Job: Pull every line containing the word "округа" from the records.

Dataset items:
-.-.-
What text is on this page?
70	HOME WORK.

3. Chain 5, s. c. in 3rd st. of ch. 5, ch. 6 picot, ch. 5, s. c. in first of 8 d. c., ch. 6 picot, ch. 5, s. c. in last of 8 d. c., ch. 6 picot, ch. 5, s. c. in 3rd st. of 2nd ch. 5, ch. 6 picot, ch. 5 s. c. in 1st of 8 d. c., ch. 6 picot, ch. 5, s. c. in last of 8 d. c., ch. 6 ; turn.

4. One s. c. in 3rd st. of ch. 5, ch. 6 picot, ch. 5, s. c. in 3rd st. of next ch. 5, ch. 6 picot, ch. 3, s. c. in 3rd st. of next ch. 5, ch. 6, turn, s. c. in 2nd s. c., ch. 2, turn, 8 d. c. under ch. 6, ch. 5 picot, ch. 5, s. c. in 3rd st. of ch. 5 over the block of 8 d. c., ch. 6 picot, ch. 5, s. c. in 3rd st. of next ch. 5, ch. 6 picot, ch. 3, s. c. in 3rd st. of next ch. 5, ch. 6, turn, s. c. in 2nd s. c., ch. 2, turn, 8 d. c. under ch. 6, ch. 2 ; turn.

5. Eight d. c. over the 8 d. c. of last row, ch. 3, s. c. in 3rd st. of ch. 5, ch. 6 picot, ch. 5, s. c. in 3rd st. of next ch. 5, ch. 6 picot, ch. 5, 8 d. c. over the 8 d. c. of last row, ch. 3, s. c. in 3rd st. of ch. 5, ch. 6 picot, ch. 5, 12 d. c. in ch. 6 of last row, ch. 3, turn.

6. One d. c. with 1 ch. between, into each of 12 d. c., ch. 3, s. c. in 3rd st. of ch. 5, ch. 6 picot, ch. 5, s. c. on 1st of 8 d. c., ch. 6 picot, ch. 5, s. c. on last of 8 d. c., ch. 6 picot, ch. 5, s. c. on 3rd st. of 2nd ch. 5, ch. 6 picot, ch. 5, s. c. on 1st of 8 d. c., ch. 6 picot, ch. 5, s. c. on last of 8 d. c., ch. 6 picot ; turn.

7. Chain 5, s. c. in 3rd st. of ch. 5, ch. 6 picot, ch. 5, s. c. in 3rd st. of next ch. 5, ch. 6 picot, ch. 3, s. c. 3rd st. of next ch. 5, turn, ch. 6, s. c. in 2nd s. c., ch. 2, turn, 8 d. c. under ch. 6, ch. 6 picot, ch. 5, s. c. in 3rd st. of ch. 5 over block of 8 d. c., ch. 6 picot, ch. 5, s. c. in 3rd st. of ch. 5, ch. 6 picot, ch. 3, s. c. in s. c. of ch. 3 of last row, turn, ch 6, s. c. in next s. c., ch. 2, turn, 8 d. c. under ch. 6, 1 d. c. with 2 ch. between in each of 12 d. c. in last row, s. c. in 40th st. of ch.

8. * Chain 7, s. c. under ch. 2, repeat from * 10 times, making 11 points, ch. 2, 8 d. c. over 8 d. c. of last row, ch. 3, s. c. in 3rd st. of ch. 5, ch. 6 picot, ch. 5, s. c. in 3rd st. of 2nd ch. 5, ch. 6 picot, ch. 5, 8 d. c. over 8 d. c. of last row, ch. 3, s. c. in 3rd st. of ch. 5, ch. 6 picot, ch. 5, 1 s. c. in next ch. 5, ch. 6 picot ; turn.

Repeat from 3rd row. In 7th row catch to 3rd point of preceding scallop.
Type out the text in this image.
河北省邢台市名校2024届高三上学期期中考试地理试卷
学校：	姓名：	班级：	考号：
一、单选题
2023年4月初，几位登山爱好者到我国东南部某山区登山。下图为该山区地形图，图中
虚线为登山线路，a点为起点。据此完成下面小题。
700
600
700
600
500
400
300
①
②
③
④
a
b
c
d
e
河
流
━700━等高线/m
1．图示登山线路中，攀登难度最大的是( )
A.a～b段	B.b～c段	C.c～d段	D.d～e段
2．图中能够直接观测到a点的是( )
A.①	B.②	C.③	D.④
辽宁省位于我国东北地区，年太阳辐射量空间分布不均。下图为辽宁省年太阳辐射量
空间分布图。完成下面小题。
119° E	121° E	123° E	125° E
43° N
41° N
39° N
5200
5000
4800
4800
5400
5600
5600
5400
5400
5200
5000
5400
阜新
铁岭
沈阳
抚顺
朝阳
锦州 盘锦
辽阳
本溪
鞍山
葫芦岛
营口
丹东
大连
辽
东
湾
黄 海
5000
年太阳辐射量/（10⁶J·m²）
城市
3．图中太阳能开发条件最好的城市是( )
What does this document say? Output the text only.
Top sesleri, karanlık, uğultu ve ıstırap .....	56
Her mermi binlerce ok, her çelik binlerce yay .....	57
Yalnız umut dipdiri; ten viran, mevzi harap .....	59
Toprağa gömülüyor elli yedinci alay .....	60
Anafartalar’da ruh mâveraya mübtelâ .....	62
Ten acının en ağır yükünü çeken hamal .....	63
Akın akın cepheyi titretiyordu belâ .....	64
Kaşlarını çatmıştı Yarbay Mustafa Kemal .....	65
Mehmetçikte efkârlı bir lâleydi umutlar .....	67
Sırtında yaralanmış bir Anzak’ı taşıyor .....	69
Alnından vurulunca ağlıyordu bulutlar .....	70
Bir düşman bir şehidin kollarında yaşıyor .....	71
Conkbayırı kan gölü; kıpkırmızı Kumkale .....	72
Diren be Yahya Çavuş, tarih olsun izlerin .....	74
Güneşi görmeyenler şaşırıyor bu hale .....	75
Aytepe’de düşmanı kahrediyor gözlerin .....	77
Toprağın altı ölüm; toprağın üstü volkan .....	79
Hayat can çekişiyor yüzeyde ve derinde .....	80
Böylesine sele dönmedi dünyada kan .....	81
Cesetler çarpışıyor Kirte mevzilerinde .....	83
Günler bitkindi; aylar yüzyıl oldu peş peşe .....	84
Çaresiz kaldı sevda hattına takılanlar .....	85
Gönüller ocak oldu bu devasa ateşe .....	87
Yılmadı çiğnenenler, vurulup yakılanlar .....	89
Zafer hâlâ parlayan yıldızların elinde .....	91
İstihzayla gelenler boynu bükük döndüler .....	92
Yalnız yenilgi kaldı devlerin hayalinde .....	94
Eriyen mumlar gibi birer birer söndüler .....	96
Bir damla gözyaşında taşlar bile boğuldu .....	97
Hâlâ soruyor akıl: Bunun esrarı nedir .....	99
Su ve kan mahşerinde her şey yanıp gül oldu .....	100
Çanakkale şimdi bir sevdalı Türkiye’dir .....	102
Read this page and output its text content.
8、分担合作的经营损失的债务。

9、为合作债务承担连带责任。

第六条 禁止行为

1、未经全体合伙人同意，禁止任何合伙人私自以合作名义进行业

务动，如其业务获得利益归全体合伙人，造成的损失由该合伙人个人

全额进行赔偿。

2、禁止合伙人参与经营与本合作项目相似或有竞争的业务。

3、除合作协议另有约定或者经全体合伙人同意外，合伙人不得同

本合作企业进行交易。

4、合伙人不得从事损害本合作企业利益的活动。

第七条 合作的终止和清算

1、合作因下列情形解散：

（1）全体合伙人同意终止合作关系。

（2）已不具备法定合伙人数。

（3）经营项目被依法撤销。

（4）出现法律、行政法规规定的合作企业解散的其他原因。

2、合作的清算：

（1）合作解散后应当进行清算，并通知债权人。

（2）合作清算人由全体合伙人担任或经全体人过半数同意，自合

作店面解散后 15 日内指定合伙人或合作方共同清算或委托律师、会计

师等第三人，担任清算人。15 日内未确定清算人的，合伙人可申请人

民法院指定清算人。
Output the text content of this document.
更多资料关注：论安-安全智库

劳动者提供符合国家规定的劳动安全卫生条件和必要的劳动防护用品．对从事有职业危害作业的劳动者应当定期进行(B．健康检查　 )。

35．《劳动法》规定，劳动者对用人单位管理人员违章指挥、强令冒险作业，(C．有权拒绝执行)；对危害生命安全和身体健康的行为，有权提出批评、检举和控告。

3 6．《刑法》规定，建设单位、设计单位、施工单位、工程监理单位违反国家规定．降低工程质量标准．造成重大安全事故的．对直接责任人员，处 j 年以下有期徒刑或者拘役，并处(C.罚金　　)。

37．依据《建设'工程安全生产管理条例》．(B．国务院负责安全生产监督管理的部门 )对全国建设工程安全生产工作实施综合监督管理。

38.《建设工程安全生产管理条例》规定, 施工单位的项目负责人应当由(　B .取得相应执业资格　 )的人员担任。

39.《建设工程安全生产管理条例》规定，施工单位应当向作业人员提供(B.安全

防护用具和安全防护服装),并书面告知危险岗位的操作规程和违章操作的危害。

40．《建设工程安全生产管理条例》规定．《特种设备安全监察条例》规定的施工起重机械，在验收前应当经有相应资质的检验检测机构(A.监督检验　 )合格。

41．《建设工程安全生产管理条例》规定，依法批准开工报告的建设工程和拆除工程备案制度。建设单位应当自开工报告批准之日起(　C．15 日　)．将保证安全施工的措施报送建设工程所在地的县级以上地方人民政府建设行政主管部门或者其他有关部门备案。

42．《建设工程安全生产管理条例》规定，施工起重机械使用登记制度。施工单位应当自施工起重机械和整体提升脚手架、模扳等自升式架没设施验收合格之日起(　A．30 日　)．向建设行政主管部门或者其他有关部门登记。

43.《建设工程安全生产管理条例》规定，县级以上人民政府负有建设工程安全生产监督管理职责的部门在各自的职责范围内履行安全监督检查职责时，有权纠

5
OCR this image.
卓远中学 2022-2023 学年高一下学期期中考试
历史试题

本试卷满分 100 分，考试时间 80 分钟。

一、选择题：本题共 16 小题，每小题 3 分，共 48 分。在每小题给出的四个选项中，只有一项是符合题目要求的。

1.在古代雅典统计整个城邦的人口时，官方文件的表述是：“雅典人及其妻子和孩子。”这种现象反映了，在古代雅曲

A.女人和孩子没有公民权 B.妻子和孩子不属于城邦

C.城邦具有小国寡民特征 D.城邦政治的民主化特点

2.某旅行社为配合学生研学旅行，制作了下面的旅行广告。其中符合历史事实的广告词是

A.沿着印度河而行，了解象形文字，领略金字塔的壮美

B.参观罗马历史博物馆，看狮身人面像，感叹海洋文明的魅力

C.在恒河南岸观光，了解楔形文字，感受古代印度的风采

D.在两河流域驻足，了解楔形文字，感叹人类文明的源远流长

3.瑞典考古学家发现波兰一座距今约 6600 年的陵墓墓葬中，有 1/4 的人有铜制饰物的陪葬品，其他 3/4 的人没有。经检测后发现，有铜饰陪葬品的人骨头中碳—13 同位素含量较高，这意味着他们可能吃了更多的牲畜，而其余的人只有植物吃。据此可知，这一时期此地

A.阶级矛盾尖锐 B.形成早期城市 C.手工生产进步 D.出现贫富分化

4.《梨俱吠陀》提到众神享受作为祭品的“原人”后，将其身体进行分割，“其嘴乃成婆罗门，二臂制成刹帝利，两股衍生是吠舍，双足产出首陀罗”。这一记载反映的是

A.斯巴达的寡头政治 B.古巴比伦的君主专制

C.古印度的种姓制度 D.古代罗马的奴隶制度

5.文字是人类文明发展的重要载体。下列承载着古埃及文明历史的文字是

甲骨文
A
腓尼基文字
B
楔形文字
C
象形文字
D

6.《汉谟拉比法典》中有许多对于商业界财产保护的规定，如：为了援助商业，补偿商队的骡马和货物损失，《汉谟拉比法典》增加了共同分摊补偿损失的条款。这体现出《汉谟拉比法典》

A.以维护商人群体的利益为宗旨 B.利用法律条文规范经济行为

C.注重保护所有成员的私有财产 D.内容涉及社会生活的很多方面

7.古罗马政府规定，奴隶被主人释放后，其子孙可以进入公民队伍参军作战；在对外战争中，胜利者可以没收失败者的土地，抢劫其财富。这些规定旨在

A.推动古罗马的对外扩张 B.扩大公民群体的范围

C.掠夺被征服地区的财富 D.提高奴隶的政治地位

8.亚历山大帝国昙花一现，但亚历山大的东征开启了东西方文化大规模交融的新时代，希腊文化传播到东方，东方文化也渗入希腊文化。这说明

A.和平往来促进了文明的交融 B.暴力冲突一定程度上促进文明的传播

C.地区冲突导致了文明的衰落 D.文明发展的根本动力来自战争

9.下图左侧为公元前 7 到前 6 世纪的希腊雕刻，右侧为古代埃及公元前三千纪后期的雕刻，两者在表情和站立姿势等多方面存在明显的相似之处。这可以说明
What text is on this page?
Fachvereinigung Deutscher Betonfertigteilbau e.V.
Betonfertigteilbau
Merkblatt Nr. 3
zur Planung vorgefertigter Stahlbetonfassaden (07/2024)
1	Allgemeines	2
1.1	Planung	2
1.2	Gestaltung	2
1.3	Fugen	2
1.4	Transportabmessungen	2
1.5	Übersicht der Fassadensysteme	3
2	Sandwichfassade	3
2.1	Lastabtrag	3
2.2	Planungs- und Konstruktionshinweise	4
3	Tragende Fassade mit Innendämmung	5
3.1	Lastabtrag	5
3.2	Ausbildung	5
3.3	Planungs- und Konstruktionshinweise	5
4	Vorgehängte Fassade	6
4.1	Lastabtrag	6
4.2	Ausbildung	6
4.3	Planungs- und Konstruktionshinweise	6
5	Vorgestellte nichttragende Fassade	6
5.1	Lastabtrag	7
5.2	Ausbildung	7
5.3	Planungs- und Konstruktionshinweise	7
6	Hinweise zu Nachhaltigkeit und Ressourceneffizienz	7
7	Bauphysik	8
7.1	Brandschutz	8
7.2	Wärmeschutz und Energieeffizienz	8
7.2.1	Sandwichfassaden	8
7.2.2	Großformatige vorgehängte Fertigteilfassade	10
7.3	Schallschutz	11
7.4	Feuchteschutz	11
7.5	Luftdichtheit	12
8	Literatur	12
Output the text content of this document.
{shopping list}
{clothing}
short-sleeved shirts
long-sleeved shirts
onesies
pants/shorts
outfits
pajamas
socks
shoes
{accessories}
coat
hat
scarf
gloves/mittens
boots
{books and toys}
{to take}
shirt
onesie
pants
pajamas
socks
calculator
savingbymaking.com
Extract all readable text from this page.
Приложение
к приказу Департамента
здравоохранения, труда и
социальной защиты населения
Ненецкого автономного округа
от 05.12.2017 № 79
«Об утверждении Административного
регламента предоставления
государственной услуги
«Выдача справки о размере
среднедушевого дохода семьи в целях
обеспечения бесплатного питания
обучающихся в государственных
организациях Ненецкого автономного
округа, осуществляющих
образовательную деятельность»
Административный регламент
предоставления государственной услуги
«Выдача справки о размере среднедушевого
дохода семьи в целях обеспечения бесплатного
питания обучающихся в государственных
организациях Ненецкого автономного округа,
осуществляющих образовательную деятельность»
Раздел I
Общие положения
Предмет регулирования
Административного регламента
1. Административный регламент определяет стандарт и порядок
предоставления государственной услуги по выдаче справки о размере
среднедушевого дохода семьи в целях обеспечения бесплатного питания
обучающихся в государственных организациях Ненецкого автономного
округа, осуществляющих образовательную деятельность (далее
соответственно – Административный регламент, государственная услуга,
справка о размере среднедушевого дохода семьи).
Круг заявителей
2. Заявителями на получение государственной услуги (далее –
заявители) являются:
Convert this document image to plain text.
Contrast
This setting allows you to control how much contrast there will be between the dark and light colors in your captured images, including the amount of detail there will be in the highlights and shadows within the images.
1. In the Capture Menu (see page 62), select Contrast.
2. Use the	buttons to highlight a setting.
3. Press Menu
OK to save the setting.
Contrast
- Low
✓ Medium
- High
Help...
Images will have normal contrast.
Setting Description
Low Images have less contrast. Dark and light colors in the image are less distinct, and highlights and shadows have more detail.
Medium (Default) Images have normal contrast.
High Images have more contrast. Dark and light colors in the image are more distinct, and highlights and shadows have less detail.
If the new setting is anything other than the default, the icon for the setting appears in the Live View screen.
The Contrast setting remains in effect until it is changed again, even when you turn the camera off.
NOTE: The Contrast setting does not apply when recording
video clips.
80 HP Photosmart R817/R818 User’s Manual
-.-.-
The output:
Ненецкого автономного округа
округа, осуществляющих
организациях Ненецкого автономного округа,
округа, осуществляющих образовательную деятельность (далее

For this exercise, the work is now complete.